-------- Dataset

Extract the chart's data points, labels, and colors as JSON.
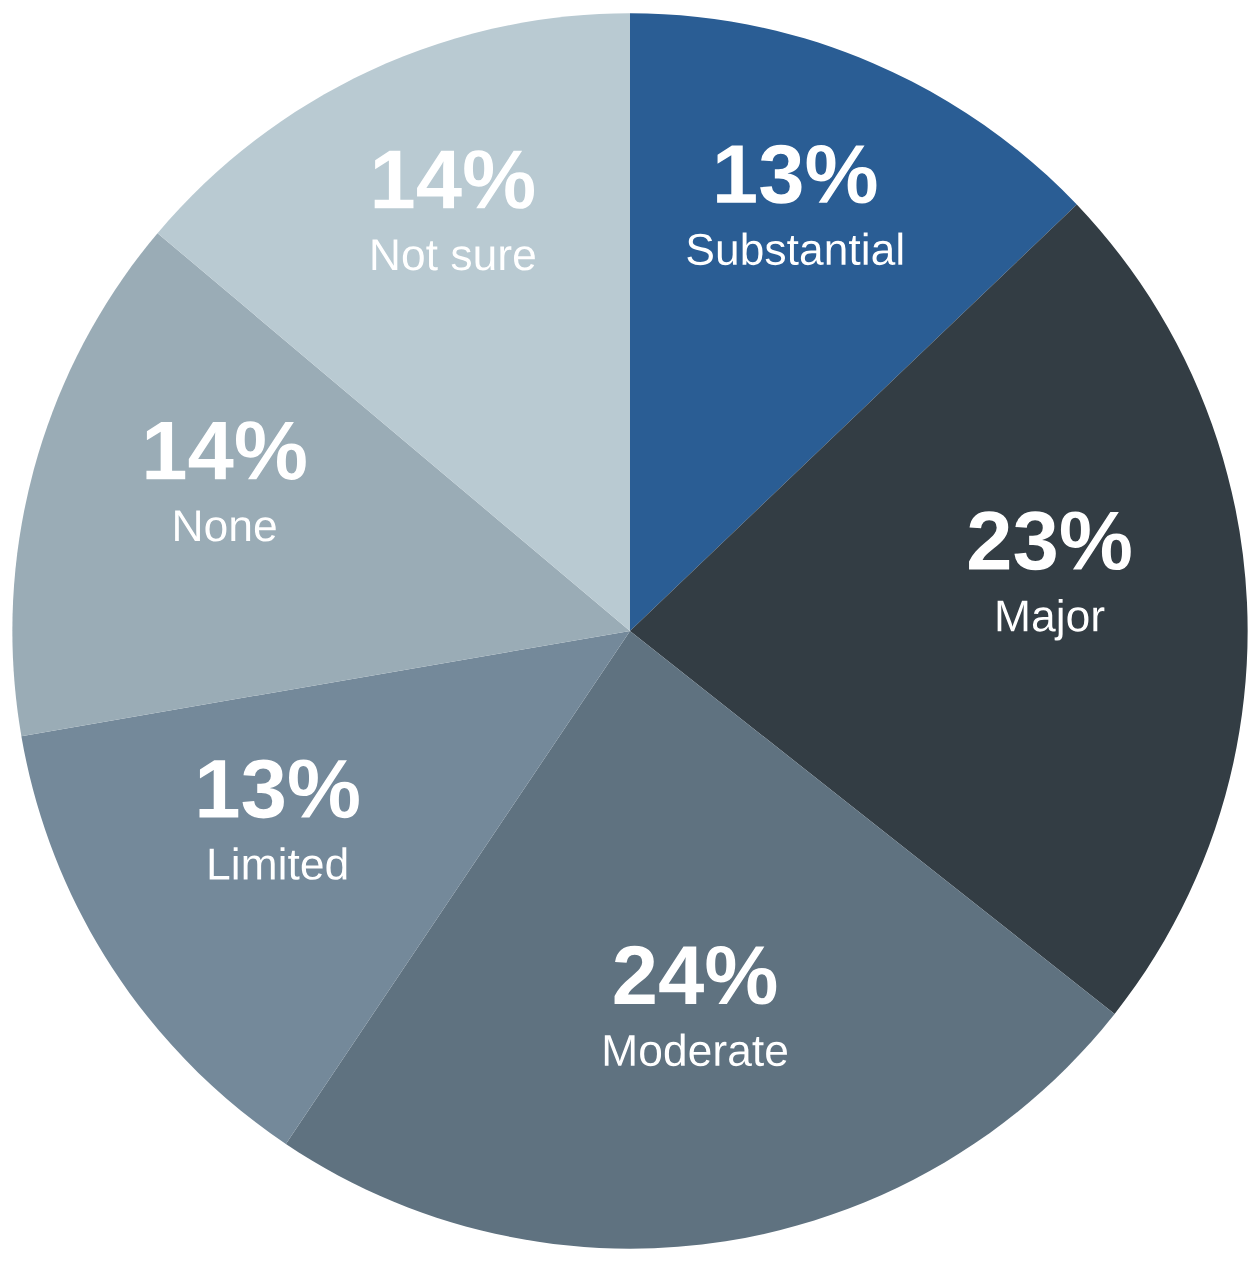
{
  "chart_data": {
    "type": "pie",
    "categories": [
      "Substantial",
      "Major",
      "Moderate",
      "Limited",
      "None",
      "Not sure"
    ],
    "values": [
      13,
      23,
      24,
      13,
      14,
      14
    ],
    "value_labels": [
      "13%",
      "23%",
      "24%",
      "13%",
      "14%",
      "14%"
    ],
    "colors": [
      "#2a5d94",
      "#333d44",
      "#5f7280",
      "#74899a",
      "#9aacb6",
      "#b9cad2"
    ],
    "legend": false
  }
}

----------------

**Requirement:** Each entry shown above must be quoted exactly, with its pictures left out.

**Task response:**
Extract the chart's data points, labels, and colors as JSON.
{
  "chart_data": {
    "type": "pie",
    "categories": [
      "Substantial",
      "Major",
      "Moderate",
      "Limited",
      "None",
      "Not sure"
    ],
    "values": [
      13,
      23,
      24,
      13,
      14,
      14
    ],
    "value_labels": [
      "13%",
      "23%",
      "24%",
      "13%",
      "14%",
      "14%"
    ],
    "colors": [
      "#2a5d94",
      "#333d44",
      "#5f7280",
      "#74899a",
      "#9aacb6",
      "#b9cad2"
    ],
    "legend": false
  }
}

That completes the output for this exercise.